INSTRUCTIONS FOR THE TASK - Retype the lines of the listing from the line with "arrow-down-icon: ↓: [254, 321, 260, 333]" through the line with "box-mathematics: mathematics: [336, 299, 400, 316]", both included, and nothing else.
··· DATA
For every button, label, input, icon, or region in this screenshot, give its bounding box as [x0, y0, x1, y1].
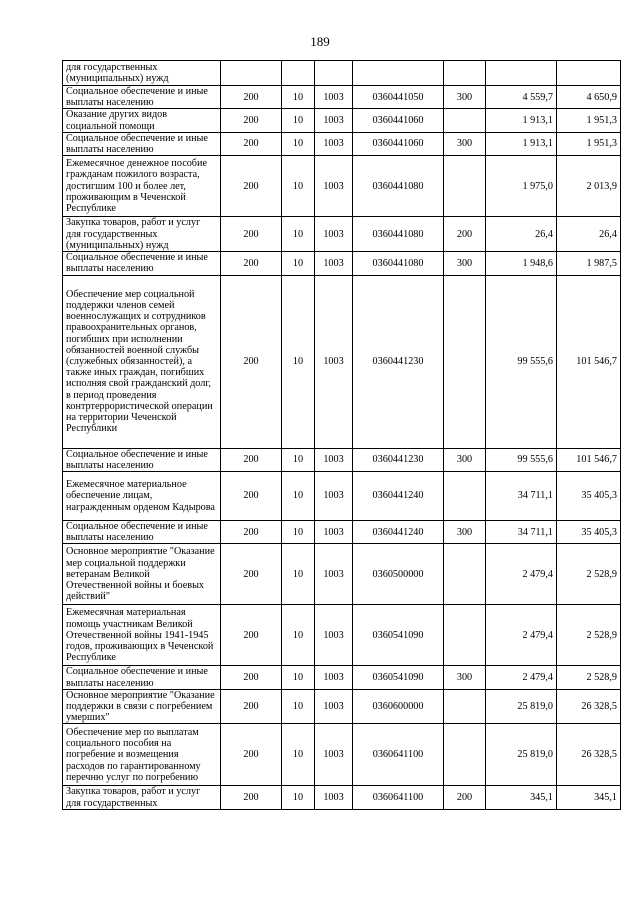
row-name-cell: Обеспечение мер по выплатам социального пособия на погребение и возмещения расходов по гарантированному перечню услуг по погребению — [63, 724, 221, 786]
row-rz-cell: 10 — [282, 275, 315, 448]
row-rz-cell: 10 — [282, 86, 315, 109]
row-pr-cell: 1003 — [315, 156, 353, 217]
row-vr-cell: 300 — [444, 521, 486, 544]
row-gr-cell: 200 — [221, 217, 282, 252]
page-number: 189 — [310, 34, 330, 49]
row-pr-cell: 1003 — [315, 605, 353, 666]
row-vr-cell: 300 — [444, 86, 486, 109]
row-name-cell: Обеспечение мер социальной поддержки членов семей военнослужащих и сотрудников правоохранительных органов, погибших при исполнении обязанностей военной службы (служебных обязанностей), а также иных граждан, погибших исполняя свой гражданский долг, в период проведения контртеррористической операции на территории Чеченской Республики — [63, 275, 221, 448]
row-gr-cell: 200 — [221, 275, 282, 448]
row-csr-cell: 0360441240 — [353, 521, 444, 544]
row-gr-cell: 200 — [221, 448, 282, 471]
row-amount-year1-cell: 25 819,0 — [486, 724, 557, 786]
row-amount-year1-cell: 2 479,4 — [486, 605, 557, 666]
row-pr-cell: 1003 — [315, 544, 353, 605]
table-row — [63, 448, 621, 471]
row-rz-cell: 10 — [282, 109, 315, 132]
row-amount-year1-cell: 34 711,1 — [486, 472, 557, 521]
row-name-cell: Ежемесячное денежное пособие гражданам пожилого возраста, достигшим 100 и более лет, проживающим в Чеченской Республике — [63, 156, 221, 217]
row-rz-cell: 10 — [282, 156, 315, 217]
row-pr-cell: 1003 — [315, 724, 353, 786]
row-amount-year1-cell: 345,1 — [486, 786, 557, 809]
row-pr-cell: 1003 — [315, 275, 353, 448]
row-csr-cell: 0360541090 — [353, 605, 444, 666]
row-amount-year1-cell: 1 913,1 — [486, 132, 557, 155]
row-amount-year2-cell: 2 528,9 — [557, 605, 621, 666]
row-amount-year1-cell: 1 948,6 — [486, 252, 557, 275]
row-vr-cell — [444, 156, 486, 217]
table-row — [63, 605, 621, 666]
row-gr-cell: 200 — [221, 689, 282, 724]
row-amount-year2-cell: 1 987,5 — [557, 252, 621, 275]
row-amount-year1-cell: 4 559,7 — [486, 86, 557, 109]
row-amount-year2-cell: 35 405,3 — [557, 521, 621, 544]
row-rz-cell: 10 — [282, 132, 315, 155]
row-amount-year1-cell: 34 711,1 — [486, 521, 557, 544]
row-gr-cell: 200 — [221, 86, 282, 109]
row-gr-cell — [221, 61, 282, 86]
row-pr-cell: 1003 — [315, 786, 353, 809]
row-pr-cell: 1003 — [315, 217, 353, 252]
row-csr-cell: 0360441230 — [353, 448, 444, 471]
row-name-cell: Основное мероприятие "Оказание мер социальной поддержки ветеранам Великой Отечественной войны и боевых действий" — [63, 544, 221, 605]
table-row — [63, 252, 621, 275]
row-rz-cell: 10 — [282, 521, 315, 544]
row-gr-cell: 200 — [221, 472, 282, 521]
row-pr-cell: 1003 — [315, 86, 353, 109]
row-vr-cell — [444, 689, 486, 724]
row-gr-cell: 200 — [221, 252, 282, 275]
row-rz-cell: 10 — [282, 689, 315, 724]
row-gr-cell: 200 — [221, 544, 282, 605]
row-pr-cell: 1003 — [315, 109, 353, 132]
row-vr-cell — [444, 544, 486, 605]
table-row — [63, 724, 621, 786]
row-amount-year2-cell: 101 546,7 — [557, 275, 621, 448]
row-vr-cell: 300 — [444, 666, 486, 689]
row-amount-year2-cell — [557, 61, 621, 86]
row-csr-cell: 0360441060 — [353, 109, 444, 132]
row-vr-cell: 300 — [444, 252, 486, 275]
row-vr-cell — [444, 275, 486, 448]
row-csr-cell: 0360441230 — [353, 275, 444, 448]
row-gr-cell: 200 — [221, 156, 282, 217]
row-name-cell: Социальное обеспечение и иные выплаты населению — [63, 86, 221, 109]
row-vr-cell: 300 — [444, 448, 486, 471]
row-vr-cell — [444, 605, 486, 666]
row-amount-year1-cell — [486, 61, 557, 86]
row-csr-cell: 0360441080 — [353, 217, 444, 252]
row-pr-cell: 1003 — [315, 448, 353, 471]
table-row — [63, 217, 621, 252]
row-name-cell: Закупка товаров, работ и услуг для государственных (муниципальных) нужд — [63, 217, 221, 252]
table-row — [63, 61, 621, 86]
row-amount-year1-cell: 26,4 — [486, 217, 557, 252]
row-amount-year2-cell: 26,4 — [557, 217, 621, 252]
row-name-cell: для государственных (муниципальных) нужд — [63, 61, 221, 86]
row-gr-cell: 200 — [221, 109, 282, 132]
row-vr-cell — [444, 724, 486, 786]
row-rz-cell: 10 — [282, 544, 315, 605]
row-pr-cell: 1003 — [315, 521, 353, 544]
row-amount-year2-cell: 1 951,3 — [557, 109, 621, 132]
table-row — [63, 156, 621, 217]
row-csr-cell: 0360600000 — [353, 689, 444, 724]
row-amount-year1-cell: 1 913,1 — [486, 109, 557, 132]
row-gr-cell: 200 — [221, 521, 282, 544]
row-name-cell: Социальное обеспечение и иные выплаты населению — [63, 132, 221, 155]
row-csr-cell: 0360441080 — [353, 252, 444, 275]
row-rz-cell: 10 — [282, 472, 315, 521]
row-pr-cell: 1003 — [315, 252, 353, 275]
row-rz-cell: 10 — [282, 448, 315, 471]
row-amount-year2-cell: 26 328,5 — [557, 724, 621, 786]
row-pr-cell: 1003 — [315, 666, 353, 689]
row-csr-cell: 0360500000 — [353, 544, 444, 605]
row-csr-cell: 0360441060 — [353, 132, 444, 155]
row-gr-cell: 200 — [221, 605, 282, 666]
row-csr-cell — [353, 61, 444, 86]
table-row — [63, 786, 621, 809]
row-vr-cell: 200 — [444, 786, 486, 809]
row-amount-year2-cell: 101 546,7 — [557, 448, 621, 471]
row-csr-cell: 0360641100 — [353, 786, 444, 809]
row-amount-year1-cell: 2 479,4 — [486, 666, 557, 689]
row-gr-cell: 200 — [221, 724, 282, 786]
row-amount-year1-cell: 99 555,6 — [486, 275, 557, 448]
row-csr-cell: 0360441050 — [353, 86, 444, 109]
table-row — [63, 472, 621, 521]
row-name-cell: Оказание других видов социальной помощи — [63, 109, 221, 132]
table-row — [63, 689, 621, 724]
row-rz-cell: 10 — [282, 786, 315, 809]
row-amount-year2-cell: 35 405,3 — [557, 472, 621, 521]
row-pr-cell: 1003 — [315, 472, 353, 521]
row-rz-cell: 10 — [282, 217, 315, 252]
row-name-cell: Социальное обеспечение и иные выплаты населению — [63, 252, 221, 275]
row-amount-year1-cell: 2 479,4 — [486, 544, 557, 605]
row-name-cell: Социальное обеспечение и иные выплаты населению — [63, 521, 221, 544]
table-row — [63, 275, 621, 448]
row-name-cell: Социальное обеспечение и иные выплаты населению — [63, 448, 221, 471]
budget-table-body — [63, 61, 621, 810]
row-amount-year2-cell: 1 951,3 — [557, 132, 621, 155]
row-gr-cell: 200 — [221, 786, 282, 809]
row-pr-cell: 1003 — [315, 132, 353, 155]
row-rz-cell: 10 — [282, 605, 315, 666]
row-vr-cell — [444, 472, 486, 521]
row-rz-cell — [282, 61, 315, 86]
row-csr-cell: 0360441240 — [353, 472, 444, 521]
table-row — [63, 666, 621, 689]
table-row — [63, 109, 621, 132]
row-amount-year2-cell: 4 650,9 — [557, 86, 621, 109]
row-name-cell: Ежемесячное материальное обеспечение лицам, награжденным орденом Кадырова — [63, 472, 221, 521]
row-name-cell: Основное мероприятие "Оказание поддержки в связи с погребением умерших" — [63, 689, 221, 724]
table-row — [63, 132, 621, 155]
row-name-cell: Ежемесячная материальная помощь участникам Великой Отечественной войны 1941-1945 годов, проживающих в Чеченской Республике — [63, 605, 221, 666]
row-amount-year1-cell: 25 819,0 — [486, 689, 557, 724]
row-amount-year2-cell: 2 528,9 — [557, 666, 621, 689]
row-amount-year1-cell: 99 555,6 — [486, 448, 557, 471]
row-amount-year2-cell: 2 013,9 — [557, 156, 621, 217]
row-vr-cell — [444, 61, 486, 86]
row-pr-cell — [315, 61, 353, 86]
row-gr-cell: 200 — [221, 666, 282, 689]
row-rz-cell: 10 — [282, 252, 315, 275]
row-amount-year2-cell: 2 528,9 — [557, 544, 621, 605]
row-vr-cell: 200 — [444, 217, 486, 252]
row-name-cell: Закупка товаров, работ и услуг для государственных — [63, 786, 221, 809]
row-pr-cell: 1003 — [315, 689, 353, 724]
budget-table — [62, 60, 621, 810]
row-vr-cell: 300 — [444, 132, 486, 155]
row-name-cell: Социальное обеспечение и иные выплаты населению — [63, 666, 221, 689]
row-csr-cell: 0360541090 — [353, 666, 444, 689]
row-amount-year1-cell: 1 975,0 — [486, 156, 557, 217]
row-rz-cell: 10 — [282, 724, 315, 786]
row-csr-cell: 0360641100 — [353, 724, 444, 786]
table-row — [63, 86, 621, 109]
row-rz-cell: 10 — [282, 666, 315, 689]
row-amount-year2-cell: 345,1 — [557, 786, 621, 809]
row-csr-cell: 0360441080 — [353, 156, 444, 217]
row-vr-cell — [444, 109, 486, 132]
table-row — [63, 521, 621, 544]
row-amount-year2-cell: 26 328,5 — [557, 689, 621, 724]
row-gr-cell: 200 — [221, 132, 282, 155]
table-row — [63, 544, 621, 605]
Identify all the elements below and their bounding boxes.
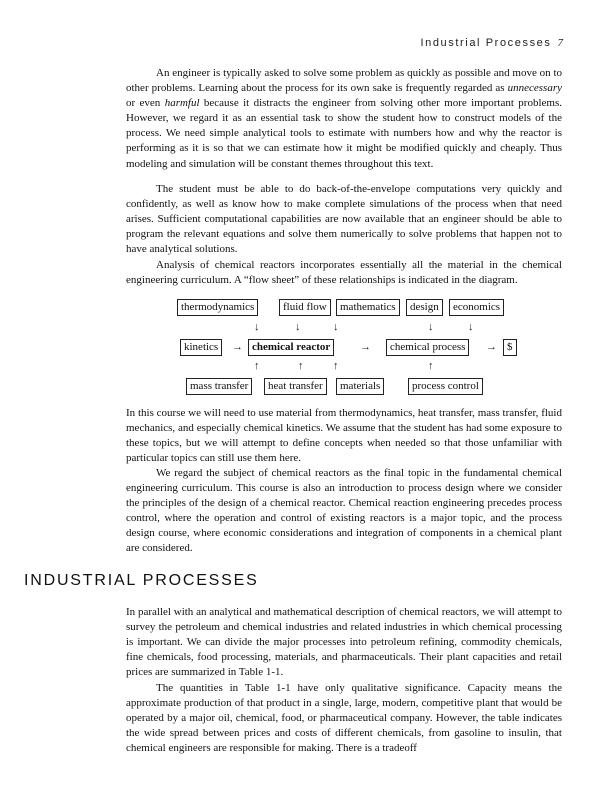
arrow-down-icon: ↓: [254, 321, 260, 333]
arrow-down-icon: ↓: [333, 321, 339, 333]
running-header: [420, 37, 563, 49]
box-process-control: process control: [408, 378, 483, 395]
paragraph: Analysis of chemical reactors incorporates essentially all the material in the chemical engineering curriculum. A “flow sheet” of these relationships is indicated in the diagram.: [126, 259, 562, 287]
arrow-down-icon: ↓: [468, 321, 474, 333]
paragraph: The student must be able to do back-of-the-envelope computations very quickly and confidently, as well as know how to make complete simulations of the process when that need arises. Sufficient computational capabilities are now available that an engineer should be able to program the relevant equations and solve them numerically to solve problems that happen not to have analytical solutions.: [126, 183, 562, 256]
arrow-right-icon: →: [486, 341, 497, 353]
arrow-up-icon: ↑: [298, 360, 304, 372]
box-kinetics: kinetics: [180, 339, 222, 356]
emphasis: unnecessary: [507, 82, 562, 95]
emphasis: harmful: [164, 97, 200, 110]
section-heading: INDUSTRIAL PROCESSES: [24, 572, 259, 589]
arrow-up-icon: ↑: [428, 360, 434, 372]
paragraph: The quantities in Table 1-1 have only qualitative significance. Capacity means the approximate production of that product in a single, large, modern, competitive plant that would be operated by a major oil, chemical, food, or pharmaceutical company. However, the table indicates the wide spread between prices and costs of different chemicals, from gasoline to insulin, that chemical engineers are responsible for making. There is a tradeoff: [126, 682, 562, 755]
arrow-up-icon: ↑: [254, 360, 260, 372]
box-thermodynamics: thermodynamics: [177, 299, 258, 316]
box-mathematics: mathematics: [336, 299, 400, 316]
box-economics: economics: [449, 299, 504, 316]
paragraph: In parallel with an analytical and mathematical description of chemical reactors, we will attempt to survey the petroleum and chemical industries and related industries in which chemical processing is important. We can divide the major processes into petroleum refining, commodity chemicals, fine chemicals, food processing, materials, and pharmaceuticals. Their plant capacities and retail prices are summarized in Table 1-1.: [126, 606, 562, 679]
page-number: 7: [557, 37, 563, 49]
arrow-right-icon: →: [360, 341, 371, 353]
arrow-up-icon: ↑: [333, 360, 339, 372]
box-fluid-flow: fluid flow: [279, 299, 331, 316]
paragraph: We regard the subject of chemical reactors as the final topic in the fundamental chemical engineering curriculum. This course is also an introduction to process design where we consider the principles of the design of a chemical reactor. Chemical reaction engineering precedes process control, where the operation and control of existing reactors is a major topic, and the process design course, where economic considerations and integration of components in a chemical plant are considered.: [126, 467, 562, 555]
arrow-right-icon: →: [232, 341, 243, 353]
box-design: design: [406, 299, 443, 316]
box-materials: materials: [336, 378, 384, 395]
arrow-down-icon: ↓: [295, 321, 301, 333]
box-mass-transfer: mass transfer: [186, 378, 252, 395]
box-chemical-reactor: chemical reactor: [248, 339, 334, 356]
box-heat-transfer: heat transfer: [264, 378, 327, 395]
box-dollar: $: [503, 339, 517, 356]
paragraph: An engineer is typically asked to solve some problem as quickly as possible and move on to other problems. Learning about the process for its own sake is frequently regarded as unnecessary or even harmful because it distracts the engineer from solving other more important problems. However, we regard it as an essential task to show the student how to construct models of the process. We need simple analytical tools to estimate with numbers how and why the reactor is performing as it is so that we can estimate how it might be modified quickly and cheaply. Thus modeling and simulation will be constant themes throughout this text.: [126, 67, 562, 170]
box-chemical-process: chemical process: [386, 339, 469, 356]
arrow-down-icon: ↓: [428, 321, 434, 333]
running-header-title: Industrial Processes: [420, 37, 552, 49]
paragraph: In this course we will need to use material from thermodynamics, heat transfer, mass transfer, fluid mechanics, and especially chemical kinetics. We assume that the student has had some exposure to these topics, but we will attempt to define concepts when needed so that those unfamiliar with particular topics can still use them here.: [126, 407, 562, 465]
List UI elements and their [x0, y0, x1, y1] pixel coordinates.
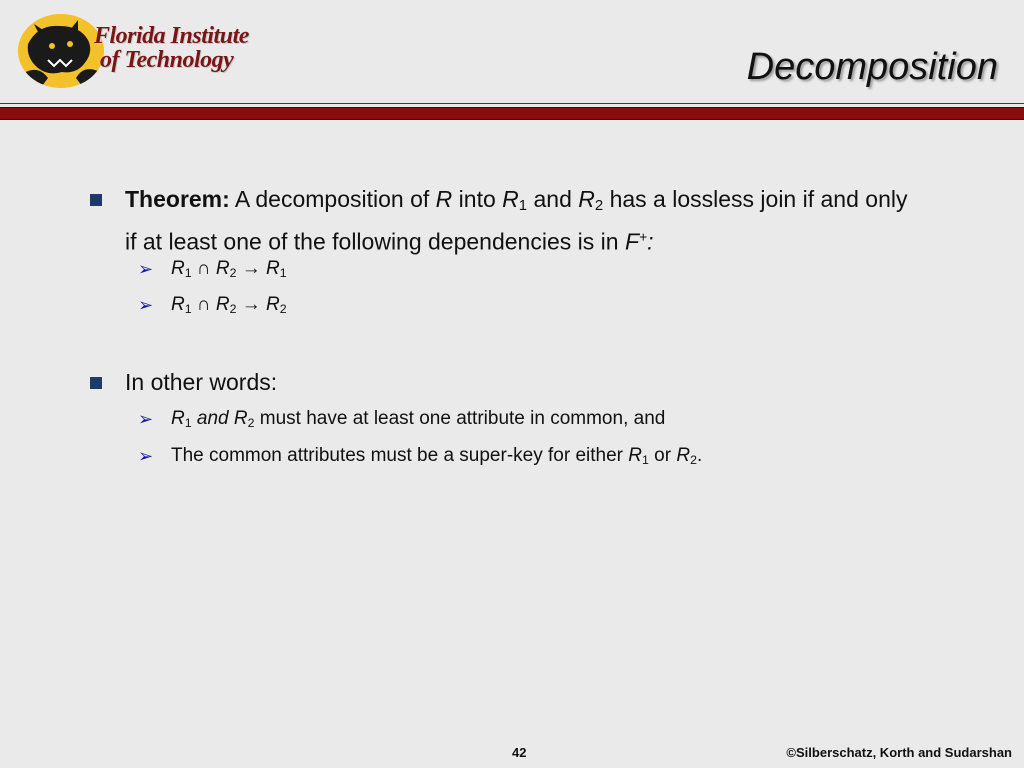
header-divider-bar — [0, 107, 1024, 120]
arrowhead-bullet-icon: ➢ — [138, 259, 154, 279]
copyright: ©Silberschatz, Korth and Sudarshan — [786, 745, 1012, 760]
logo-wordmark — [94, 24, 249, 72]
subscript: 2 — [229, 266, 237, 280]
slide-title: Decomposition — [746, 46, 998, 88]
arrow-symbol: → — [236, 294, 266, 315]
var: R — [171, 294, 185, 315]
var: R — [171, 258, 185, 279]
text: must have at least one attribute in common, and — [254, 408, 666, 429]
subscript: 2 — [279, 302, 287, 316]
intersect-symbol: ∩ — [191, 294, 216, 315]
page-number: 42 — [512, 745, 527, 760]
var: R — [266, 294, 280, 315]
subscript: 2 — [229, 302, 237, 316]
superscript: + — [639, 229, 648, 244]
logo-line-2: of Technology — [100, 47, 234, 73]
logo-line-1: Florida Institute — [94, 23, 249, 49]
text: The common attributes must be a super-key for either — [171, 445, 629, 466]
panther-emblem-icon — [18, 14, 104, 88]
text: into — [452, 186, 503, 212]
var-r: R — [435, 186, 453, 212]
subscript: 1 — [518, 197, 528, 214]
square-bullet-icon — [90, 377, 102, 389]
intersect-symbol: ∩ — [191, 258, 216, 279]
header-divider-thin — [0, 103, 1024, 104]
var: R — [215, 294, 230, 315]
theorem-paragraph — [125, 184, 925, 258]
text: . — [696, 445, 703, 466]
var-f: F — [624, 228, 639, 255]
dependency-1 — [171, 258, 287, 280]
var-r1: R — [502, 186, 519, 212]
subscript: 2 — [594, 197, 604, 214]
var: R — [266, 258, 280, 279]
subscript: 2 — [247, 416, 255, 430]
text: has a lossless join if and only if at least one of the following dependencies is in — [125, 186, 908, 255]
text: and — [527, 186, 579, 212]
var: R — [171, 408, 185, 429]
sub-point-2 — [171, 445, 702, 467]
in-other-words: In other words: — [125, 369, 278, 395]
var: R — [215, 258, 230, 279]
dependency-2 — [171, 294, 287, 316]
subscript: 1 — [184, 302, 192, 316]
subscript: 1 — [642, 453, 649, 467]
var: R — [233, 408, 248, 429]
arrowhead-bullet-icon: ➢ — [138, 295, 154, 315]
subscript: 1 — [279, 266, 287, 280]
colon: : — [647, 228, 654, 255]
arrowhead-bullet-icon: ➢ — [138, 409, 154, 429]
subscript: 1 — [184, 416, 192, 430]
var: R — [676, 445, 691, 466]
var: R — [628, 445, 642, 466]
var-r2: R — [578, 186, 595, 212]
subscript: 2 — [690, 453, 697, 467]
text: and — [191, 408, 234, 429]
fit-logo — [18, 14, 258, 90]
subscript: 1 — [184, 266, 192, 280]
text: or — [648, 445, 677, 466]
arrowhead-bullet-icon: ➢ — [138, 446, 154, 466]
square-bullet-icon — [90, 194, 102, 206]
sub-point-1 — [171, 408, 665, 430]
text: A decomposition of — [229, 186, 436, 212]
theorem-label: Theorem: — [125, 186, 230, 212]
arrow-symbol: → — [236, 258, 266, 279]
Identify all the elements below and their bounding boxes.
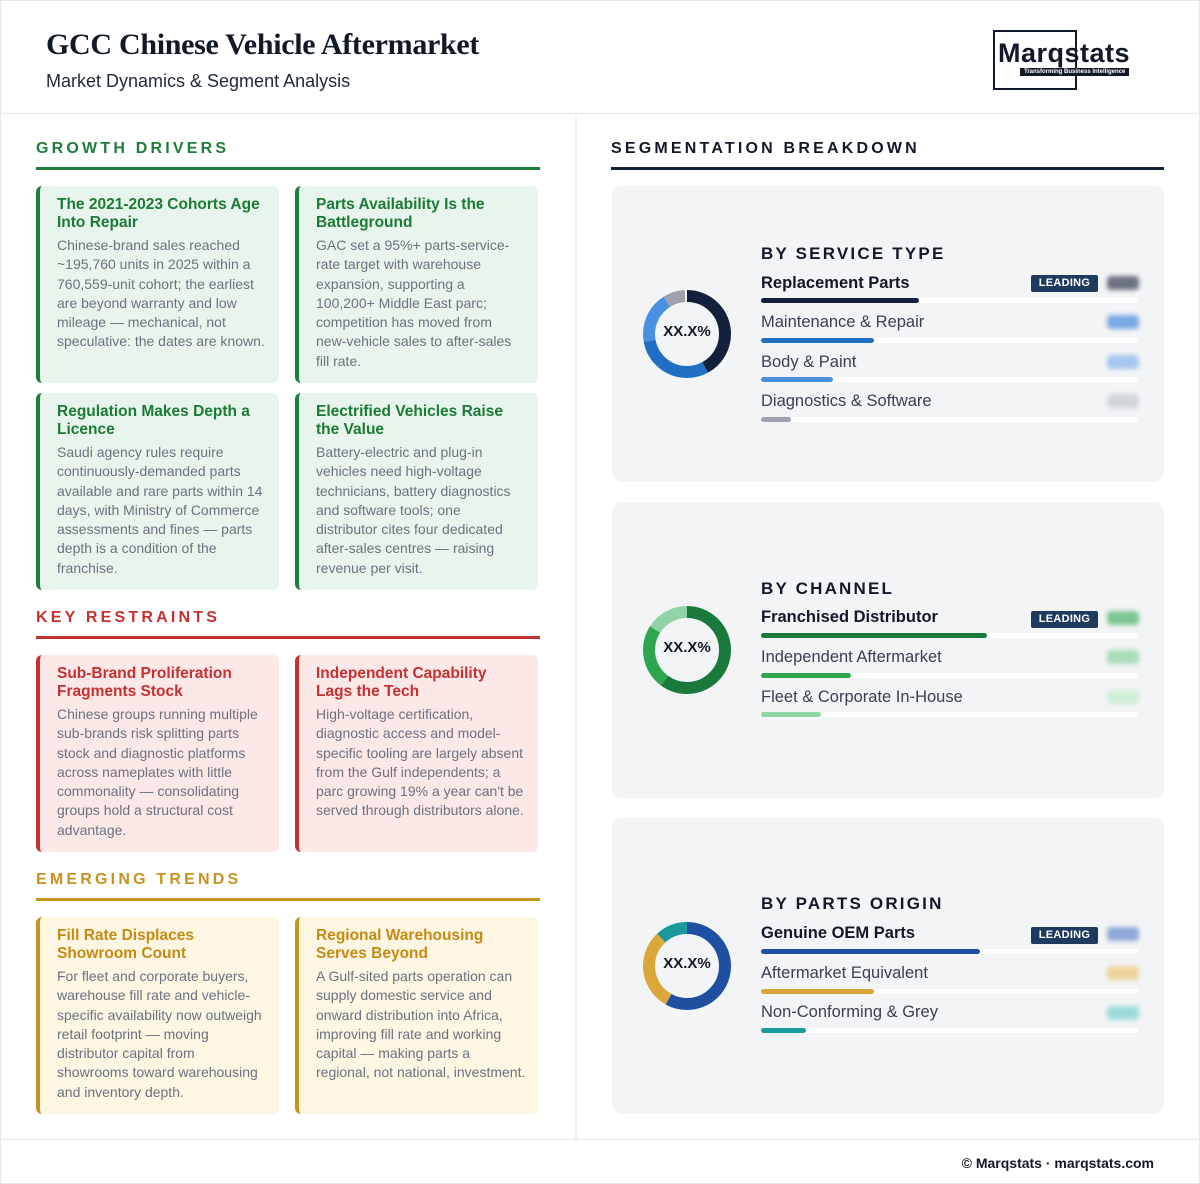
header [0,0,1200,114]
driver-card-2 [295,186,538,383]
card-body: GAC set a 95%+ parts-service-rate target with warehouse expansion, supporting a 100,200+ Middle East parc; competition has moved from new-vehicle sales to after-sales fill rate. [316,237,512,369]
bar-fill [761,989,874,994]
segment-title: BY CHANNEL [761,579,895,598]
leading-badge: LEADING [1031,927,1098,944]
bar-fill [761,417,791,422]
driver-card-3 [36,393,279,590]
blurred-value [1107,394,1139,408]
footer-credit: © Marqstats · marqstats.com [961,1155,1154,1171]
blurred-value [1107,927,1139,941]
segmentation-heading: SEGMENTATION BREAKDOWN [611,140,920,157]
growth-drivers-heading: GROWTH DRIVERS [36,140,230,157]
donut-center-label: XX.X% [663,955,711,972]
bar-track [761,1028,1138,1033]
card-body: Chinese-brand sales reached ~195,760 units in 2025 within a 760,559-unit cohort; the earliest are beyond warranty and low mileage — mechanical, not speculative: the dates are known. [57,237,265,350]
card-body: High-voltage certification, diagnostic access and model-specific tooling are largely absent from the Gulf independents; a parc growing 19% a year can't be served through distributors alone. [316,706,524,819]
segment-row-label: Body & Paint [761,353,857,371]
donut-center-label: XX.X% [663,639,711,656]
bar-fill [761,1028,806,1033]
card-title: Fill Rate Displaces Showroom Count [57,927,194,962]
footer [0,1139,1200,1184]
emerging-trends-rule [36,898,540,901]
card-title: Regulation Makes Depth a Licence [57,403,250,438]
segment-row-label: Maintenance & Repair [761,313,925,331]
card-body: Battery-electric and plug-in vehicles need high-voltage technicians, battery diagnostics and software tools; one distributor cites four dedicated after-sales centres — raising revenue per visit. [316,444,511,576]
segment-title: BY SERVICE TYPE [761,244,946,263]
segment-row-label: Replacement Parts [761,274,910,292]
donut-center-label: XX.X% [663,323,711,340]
······
WRITTEN RESPONSE -
arrow-down-icon: ↓: [254, 321, 260, 333]
arrow-down-icon: ↓: [333, 321, 339, 333]
running-header: [420, 37, 563, 49]
box-process-control: process control: [408, 378, 483, 395]
paragraph: Analysis of chemical reactors incorporates essentially all the material in the chemical engineering curriculum. A “flow sheet” of these relationships is indicated in the diagram.: [126, 259, 562, 287]
arrow-down-icon: ↓: [468, 321, 474, 333]
paragraph: The student must be able to do back-of-the-envelope computations very quickly and confidently, as well as know how to make complete simulations of the process when that need arises. Sufficient computational capabilities are now available that an engineer should be able to program the relevant equations and solve them numerically to solve problems that happen not to have analytical solutions.: [126, 183, 562, 256]
arrow-right-icon: →: [486, 341, 497, 353]
arrow-up-icon: ↑: [298, 360, 304, 372]
box-kinetics: kinetics: [180, 339, 222, 356]
emphasis: unnecessary: [507, 82, 562, 95]
emphasis: harmful: [164, 97, 200, 110]
section-heading: INDUSTRIAL PROCESSES: [24, 572, 259, 589]
arrow-up-icon: ↑: [428, 360, 434, 372]
paragraph: The quantities in Table 1-1 have only qualitative significance. Capacity means the approximate production of that product in a single, large, modern, competitive plant that would be operated by a major oil, chemical, food, or pharmaceutical company. However, the table indicates the wide spread between prices and costs of different chemicals, from gasoline to insulin, that chemical engineers are responsible for making. There is a tradeoff: [126, 682, 562, 755]
arrow-up-icon: ↑: [254, 360, 260, 372]
box-thermodynamics: thermodynamics: [177, 299, 258, 316]
box-mathematics: mathematics: [336, 299, 400, 316]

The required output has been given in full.